EXERCISE -
Drop the pictures, then extract the listing word for word.

====== DATASET ROWS ======

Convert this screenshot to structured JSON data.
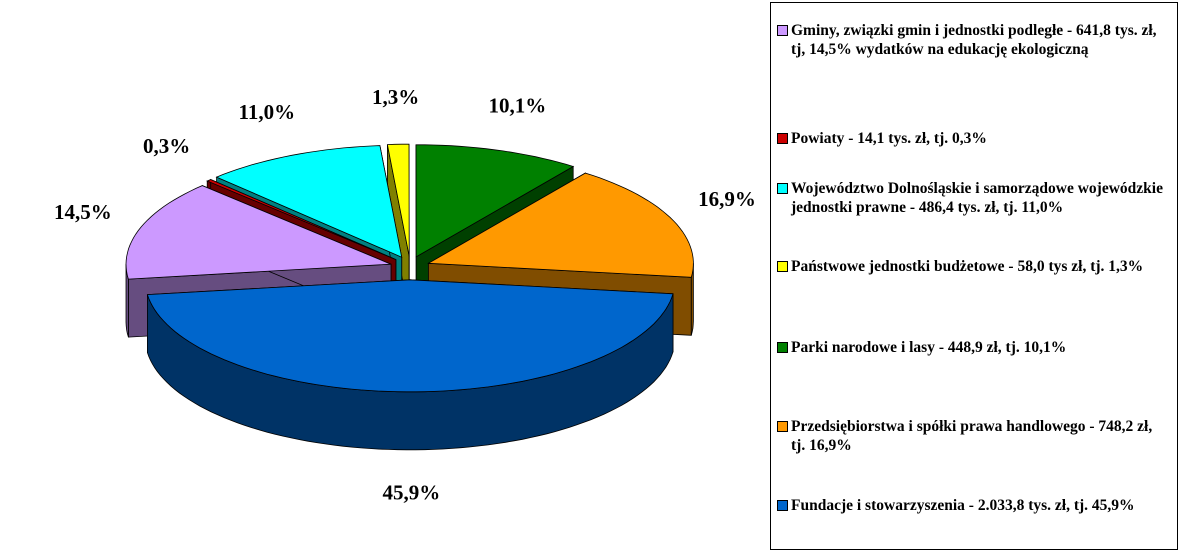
{
  "chart_data": {
    "type": "pie",
    "categories": [
      "Gminy, związki gmin i jednostki podległe - 641,8 tys. zł, tj, 14,5% wydatków na edukację ekologiczną",
      "Powiaty - 14,1 tys. zł, tj. 0,3%",
      "Województwo Dolnośląskie i samorządowe wojewódzkie jednostki prawne - 486,4 tys. zł, tj. 11,0%",
      "Państwowe jednostki budżetowe - 58,0 tys zł, tj. 1,3%",
      "Parki narodowe i lasy - 448,9 zł, tj. 10,1%",
      "Przedsiębiorstwa i spółki prawa handlowego - 748,2 zł, tj. 16,9%",
      "Fundacje i stowarzyszenia - 2.033,8 tys. zł, tj. 45,9%"
    ],
    "values": [
      14.5,
      0.3,
      11.0,
      1.3,
      10.1,
      16.9,
      45.9
    ],
    "value_labels": [
      "14,5%",
      "0,3%",
      "11,0%",
      "1,3%",
      "10,1%",
      "16,9%",
      "45,9%"
    ],
    "colors": [
      "#cc99ff",
      "#cc0000",
      "#00ffff",
      "#ffff00",
      "#008000",
      "#ff9900",
      "#0066cc"
    ],
    "legend": "right"
  }
}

======

TASK RESULT -
Convert this screenshot to structured JSON data.
{
  "chart_data": {
    "type": "pie",
    "categories": [
      "Gminy, związki gmin i jednostki podległe - 641,8 tys. zł, tj, 14,5% wydatków na edukację ekologiczną",
      "Powiaty - 14,1 tys. zł, tj. 0,3%",
      "Województwo Dolnośląskie i samorządowe wojewódzkie jednostki prawne - 486,4 tys. zł, tj. 11,0%",
      "Państwowe jednostki budżetowe - 58,0 tys zł, tj. 1,3%",
      "Parki narodowe i lasy - 448,9 zł, tj. 10,1%",
      "Przedsiębiorstwa i spółki prawa handlowego - 748,2 zł, tj. 16,9%",
      "Fundacje i stowarzyszenia - 2.033,8 tys. zł, tj. 45,9%"
    ],
    "values": [
      14.5,
      0.3,
      11.0,
      1.3,
      10.1,
      16.9,
      45.9
    ],
    "value_labels": [
      "14,5%",
      "0,3%",
      "11,0%",
      "1,3%",
      "10,1%",
      "16,9%",
      "45,9%"
    ],
    "colors": [
      "#cc99ff",
      "#cc0000",
      "#00ffff",
      "#ffff00",
      "#008000",
      "#ff9900",
      "#0066cc"
    ],
    "legend": "right"
  }
}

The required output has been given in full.